**Exercise requirements**:
Format every line of the listing below, from the line containing "- point-series-0: [766, 433, 780, 446]" down to the line containing "- point-series-0: [329, 479, 343, 492]", both included, as a JSON list of strings with one string per line and blank lines omitted. Include only those lines.

**Data for this exercise**:
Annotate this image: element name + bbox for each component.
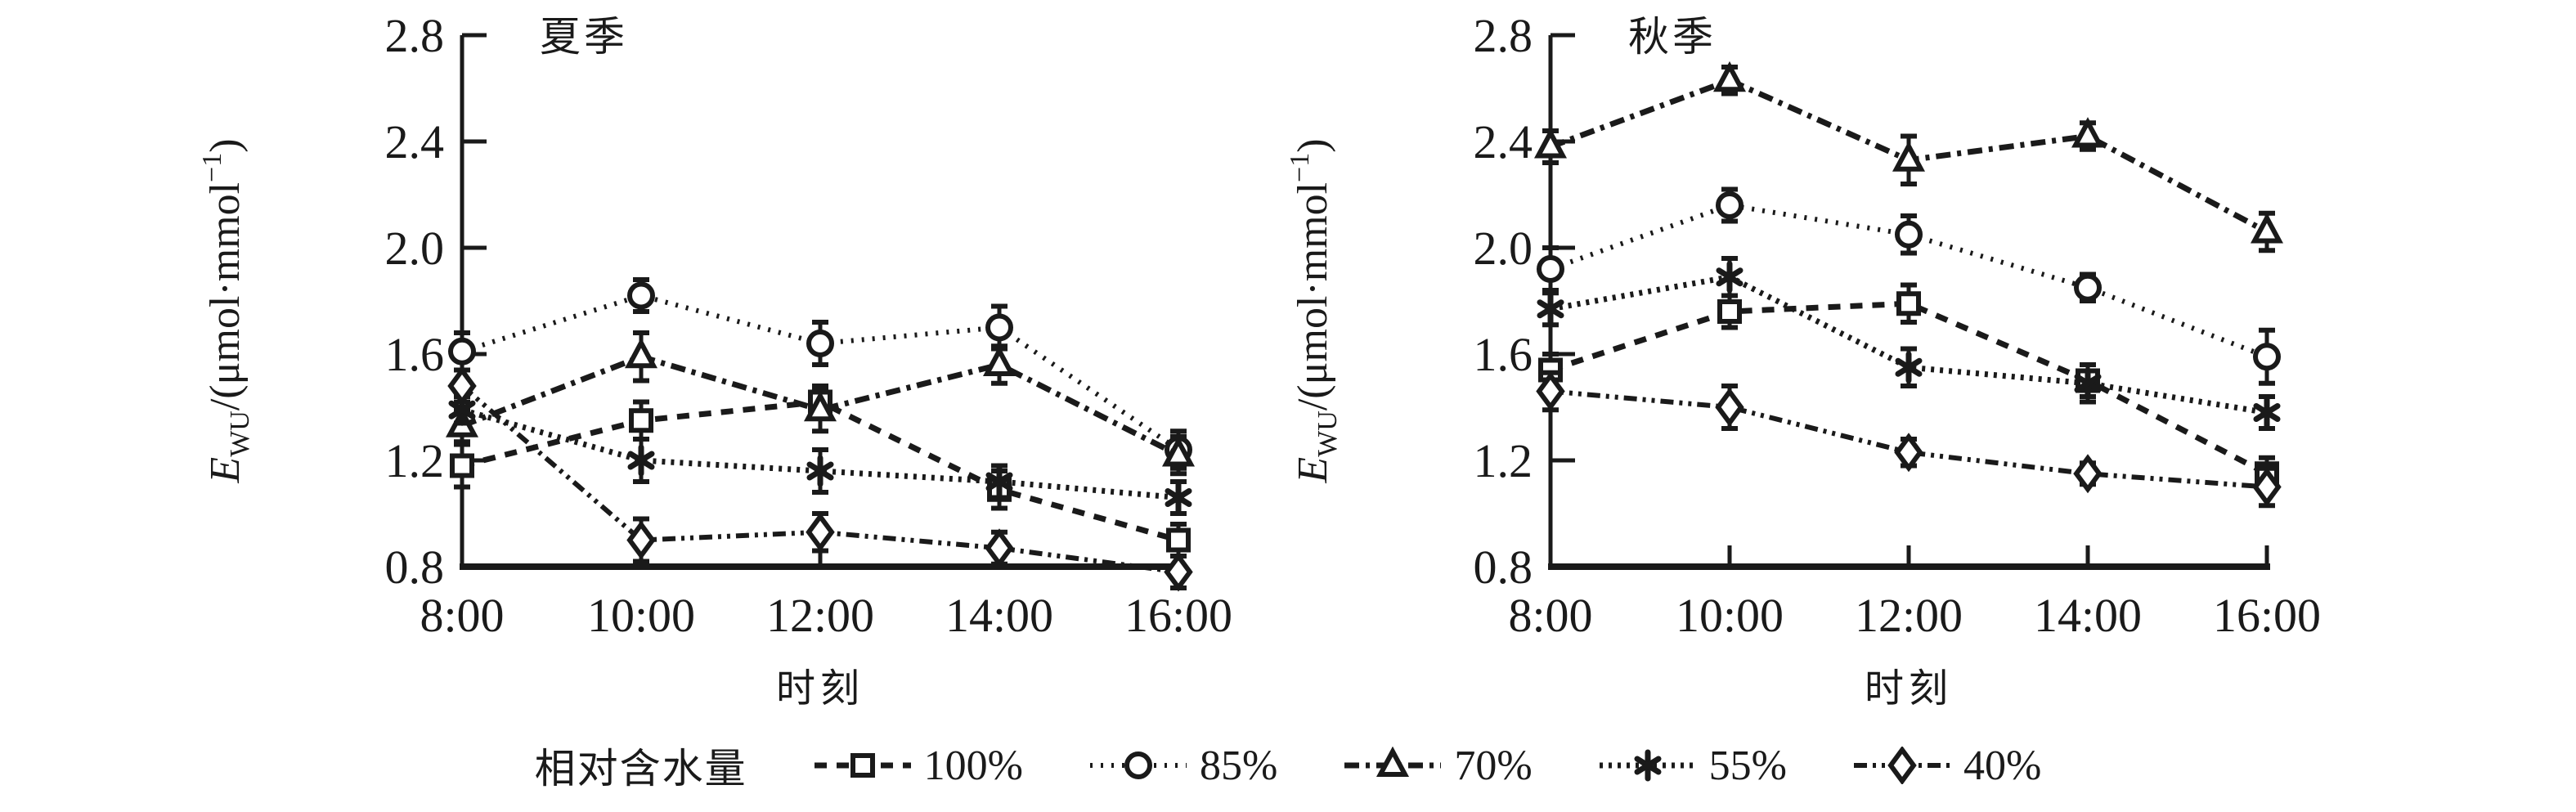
svg-text:EWU/(μmol·mmol−1): EWU/(μmol·mmol−1) <box>1288 138 1343 483</box>
svg-text:10:00: 10:00 <box>1676 589 1784 642</box>
svg-text:1.6: 1.6 <box>385 328 445 381</box>
svg-text:2.8: 2.8 <box>385 9 445 62</box>
legend-item-70: 70% <box>1341 742 1533 790</box>
svg-text:2.4: 2.4 <box>1474 115 1533 168</box>
svg-text:14:00: 14:00 <box>945 589 1053 642</box>
svg-text:2.8: 2.8 <box>1474 9 1533 62</box>
svg-text:12:00: 12:00 <box>1855 589 1963 642</box>
legend-item-label: 85% <box>1200 742 1278 789</box>
legend: 相对含水量 100% 85% 70% 55% 40% <box>0 725 2576 806</box>
svg-text:2.0: 2.0 <box>385 222 445 275</box>
legend-item-40: 40% <box>1851 742 2041 790</box>
svg-text:8:00: 8:00 <box>420 589 504 642</box>
svg-text:12:00: 12:00 <box>766 589 874 642</box>
autumn-chart: 0.8 1.2 1.6 2.0 2.4 2.8 8:00 10:00 12:00 14:00 16:… <box>1288 9 2321 711</box>
svg-text:夏季: 夏季 <box>540 14 628 60</box>
svg-text:2.0: 2.0 <box>1474 222 1533 275</box>
svg-text:14:00: 14:00 <box>2034 589 2142 642</box>
svg-text:0.8: 0.8 <box>1474 541 1533 594</box>
legend-item-label: 40% <box>1963 742 2042 789</box>
legend-item-55: 55% <box>1596 742 1787 790</box>
diamond-marker-icon <box>1851 745 1954 786</box>
svg-text:时刻: 时刻 <box>776 667 864 711</box>
triangle-marker-icon <box>1341 746 1444 784</box>
legend-title: 相对含水量 <box>534 746 747 792</box>
svg-text:0.8: 0.8 <box>385 541 445 594</box>
svg-text:16:00: 16:00 <box>2213 589 2321 642</box>
svg-text:10:00: 10:00 <box>587 589 695 642</box>
svg-text:EWU/(μmol·mmol−1): EWU/(μmol·mmol−1) <box>197 138 255 483</box>
square-marker-icon <box>811 747 914 784</box>
legend-item-label: 55% <box>1708 742 1787 789</box>
svg-text:1.6: 1.6 <box>1474 328 1533 381</box>
svg-text:1.2: 1.2 <box>1474 434 1533 487</box>
legend-item-85: 85% <box>1087 742 1277 790</box>
svg-text:2.4: 2.4 <box>385 115 445 168</box>
legend-item-100: 100% <box>811 742 1023 790</box>
legend-item-label: 100% <box>923 742 1023 789</box>
svg-text:秋季: 秋季 <box>1628 14 1717 60</box>
svg-text:16:00: 16:00 <box>1124 589 1232 642</box>
svg-text:时刻: 时刻 <box>1865 667 1953 711</box>
summer-chart: 0.8 1.2 1.6 2.0 2.4 2.8 8:00 10:00 12:00 14:00 16:… <box>197 9 1232 711</box>
svg-text:8:00: 8:00 <box>1508 589 1592 642</box>
circle-marker-icon <box>1087 747 1190 784</box>
legend-item-label: 70% <box>1454 742 1533 789</box>
asterisk-marker-icon <box>1596 747 1699 784</box>
svg-text:1.2: 1.2 <box>385 434 445 487</box>
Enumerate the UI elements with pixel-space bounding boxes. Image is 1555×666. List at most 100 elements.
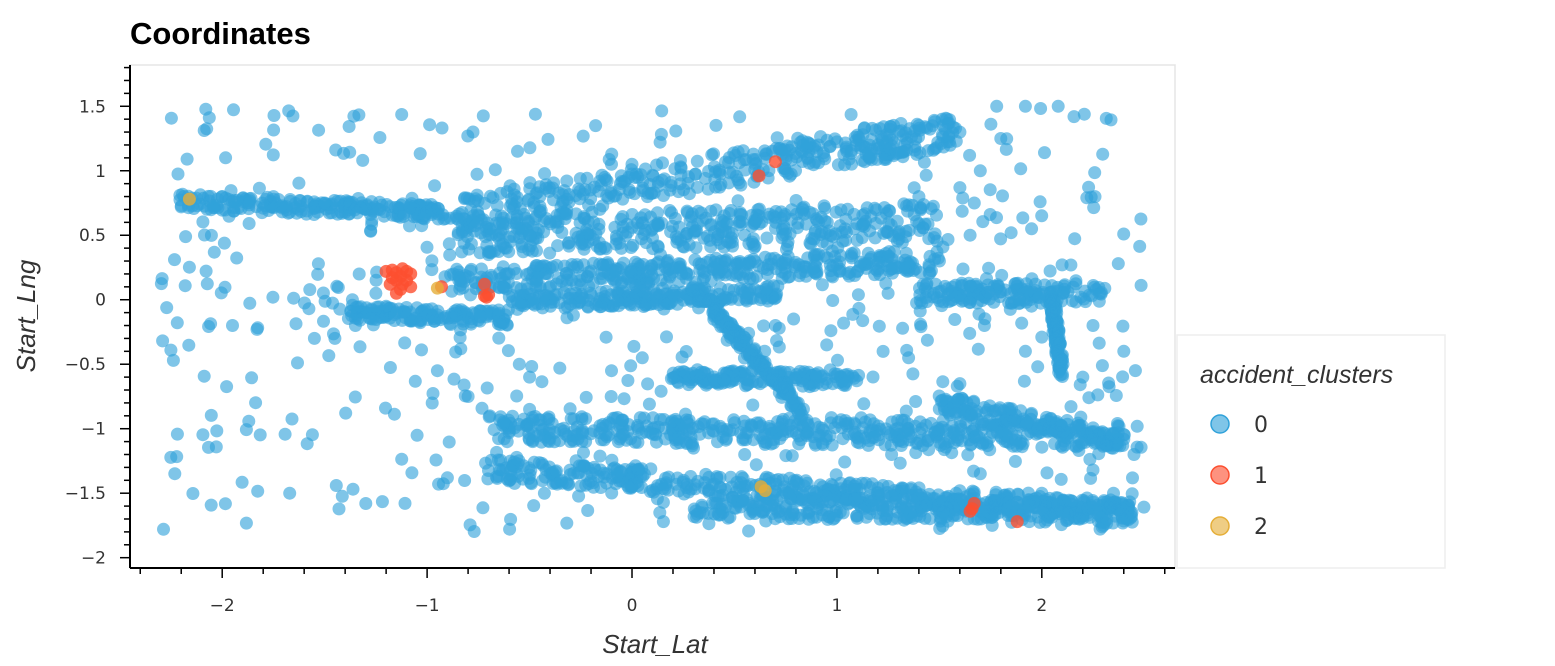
- point-series-0: [766, 433, 780, 446]
- point-series-0: [778, 267, 792, 280]
- point-series-0: [961, 448, 975, 462]
- point-series-0: [739, 257, 753, 271]
- point-series-0: [621, 374, 635, 387]
- point-series-0: [405, 466, 419, 480]
- point-series-0: [1033, 195, 1047, 209]
- point-series-0: [845, 157, 859, 171]
- point-series-0: [912, 190, 926, 204]
- point-series-0: [616, 220, 630, 234]
- point-series-0: [785, 512, 799, 525]
- legend[interactable]: accident_clusters 0 1 2: [1176, 334, 1446, 569]
- point-series-0: [565, 273, 579, 287]
- point-series-0: [1031, 360, 1045, 374]
- point-series-0: [428, 179, 442, 193]
- point-series-0: [410, 428, 424, 442]
- point-series-0: [574, 479, 588, 493]
- point-series-0: [442, 237, 456, 251]
- y-axis-label: Start_Lng: [11, 259, 41, 372]
- point-series-0: [738, 419, 752, 433]
- point-series-0: [666, 371, 680, 385]
- point-series-0: [533, 190, 547, 204]
- point-series-0: [614, 241, 628, 255]
- point-series-0: [164, 450, 178, 464]
- point-series-0: [846, 307, 860, 321]
- point-series-0: [160, 301, 174, 315]
- point-series-0: [664, 175, 678, 189]
- point-series-0: [156, 334, 170, 348]
- point-series-0: [157, 522, 170, 536]
- point-series-0: [990, 211, 1003, 225]
- point-series-0: [329, 479, 343, 492]
- point-series-0: [599, 284, 613, 298]
- point-series-0: [835, 225, 849, 239]
- point-series-0: [779, 449, 793, 463]
- point-series-0: [864, 209, 878, 223]
- point-series-0: [204, 498, 218, 512]
- point-series-0: [379, 299, 393, 313]
- legend-swatch: [1210, 516, 1230, 536]
- legend-item-0[interactable]: 0: [1210, 413, 1268, 438]
- point-series-0: [198, 228, 211, 242]
- point-series-0: [815, 278, 829, 292]
- point-series-0: [425, 302, 439, 316]
- point-series-0: [617, 175, 631, 189]
- series-2: [182, 192, 772, 498]
- point-series-0: [1073, 512, 1087, 526]
- x-axis-label: Start_Lat: [602, 629, 709, 659]
- point-series-0: [675, 350, 689, 364]
- point-series-0: [1076, 370, 1090, 384]
- legend-item-2[interactable]: 2: [1210, 515, 1268, 540]
- point-series-0: [1067, 110, 1081, 124]
- series-0: [154, 99, 1151, 538]
- point-series-0: [996, 189, 1009, 203]
- point-series-0: [1015, 316, 1029, 330]
- point-series-0: [170, 427, 184, 441]
- point-series-0: [523, 228, 537, 242]
- point-series-0: [1075, 436, 1089, 450]
- point-series-0: [720, 333, 734, 347]
- point-series-0: [563, 402, 577, 416]
- point-series-0: [973, 164, 987, 178]
- point-series-0: [174, 200, 188, 214]
- legend-label: 0: [1254, 413, 1268, 438]
- point-series-0: [881, 286, 895, 300]
- point-series-0: [829, 205, 843, 219]
- point-series-0: [573, 184, 587, 198]
- point-series-0: [689, 224, 703, 238]
- point-series-1: [480, 290, 493, 304]
- point-series-0: [639, 425, 653, 439]
- point-series-0: [835, 421, 849, 435]
- point-series-0: [956, 191, 970, 205]
- point-series-0: [302, 302, 316, 316]
- point-series-0: [899, 224, 913, 238]
- point-series-0: [204, 408, 218, 422]
- point-series-0: [936, 505, 950, 519]
- point-series-0: [1032, 291, 1046, 305]
- point-series-0: [682, 268, 695, 281]
- point-series-0: [245, 371, 259, 385]
- point-series-0: [866, 370, 880, 384]
- point-series-0: [535, 375, 549, 389]
- point-series-0: [539, 292, 553, 306]
- point-series-0: [219, 151, 233, 165]
- point-series-2: [758, 484, 772, 498]
- point-series-0: [820, 338, 834, 352]
- point-series-0: [680, 204, 694, 218]
- point-series-0: [956, 262, 970, 276]
- point-series-0: [837, 376, 851, 390]
- point-series-0: [251, 484, 265, 498]
- point-series-0: [810, 501, 824, 515]
- point-series-0: [983, 443, 997, 457]
- point-series-0: [523, 141, 537, 155]
- point-series-0: [1137, 500, 1151, 514]
- point-series-0: [884, 120, 897, 134]
- point-series-0: [1009, 433, 1023, 447]
- point-series-0: [492, 331, 506, 345]
- point-series-0: [316, 286, 330, 300]
- point-series-0: [522, 192, 536, 206]
- point-series-0: [168, 253, 181, 267]
- point-series-0: [1092, 336, 1106, 350]
- legend-item-1[interactable]: 1: [1210, 464, 1268, 489]
- point-series-0: [523, 370, 537, 384]
- point-series-0: [1094, 287, 1108, 301]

**Task output**:
[
  "- point-series-0: [766, 433, 780, 446]",
  "- point-series-0: [778, 267, 792, 280]",
  "- point-series-0: [961, 448, 975, 462]",
  "- point-series-0: [739, 257, 753, 271]",
  "- point-series-0: [621, 374, 635, 387]",
  "- point-series-0: [405, 466, 419, 480]",
  "- point-series-0: [1033, 195, 1047, 209]",
  "- point-series-0: [845, 157, 859, 171]",
  "- point-series-0: [912, 190, 926, 204]",
  "- point-series-0: [616, 220, 630, 234]",
  "- point-series-0: [785, 512, 799, 525]",
  "- legend[interactable]: accident_clusters 0 1 2: [1176, 334, 1446, 569]",
  "- point-series-0: [565, 273, 579, 287]",
  "- point-series-0: [1031, 360, 1045, 374]",
  "- point-series-0: [428, 179, 442, 193]",
  "- point-series-0: [410, 428, 424, 442]",
  "- point-series-0: [574, 479, 588, 493]",
  "- point-series-0: [442, 237, 456, 251]",
  "- y-axis-label: Start_Lng: [11, 259, 41, 372]",
  "- point-series-0: [738, 419, 752, 433]",
  "- point-series-0: [666, 371, 680, 385]",
  "- point-series-0: [533, 190, 547, 204]",
  "- point-series-0: [614, 241, 628, 255]",
  "- point-series-0: [164, 450, 178, 464]",
  "- point-series-0: [846, 307, 860, 321]",
  "- point-series-0: [160, 301, 174, 315]",
  "- point-series-0: [664, 175, 678, 189]",
  "- point-series-0: [156, 334, 170, 348]",
  "- point-series-0: [157, 522, 170, 536]",
  "- point-series-0: [990, 211, 1003, 225]",
  "- point-series-0: [329, 479, 343, 492]"
]